>> Begin
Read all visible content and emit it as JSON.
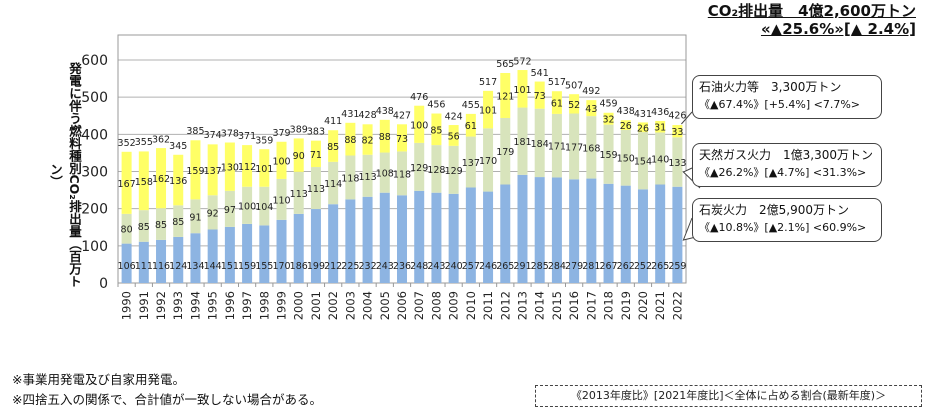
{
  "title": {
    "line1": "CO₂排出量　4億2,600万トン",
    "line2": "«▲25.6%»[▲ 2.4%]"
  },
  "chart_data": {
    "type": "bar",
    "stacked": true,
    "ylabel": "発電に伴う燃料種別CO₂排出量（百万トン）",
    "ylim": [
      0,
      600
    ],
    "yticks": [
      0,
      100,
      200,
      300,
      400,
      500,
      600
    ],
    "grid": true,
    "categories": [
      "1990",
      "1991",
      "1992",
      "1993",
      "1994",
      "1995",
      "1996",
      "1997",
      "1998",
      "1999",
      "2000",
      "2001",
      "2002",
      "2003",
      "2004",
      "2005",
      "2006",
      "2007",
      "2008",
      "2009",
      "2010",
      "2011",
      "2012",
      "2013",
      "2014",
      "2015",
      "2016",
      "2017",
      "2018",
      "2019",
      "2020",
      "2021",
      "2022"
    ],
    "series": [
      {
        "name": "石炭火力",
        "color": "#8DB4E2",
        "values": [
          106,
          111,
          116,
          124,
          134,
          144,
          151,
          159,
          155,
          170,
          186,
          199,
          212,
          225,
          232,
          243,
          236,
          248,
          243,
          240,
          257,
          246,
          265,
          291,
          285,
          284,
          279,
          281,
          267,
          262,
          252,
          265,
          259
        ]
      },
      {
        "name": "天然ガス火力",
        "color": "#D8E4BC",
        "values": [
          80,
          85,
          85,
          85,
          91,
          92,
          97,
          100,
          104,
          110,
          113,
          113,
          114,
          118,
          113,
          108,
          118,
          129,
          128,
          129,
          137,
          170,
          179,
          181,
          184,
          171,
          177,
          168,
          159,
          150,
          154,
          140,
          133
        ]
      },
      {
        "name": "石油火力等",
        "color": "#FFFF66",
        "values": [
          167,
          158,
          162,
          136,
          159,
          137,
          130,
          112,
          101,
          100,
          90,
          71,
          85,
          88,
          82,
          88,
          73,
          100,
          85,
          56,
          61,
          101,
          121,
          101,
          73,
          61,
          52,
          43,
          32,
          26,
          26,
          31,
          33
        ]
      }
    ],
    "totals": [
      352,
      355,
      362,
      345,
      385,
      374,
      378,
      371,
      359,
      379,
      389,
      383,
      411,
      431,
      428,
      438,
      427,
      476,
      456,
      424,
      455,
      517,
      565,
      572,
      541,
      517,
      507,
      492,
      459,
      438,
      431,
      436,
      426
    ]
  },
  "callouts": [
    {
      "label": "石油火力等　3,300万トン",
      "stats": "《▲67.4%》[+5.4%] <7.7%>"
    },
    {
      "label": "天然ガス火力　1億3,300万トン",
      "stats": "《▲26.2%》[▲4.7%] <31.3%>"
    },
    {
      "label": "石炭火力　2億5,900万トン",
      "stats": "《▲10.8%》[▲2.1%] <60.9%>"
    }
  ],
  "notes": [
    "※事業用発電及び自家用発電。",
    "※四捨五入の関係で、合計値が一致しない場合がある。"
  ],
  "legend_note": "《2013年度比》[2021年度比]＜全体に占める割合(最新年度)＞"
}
>> End
>> Begin
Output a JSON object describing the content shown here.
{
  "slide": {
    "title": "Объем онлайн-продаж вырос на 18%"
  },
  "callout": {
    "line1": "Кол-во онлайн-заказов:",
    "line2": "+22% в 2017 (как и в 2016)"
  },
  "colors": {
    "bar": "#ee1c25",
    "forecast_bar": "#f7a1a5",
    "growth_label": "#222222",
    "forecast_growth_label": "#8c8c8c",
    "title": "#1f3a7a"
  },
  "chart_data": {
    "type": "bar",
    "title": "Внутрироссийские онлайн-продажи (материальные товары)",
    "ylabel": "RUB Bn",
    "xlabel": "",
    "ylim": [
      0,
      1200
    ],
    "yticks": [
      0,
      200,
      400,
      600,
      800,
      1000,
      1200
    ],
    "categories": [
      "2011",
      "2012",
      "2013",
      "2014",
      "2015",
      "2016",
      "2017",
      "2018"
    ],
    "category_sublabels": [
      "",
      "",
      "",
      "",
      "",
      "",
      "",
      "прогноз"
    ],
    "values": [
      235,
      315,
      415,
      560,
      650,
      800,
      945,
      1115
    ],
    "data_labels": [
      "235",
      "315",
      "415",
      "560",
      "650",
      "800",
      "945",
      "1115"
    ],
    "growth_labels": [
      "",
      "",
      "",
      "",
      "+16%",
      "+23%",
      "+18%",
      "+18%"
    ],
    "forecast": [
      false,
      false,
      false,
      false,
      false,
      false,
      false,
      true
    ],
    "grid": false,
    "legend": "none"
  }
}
>> End
Identify each line of the material where the word "天然ガス火力" shows up, and copy it.

        "name": "天然ガス火力",
      "label": "天然ガス火力　1億3,300万トン",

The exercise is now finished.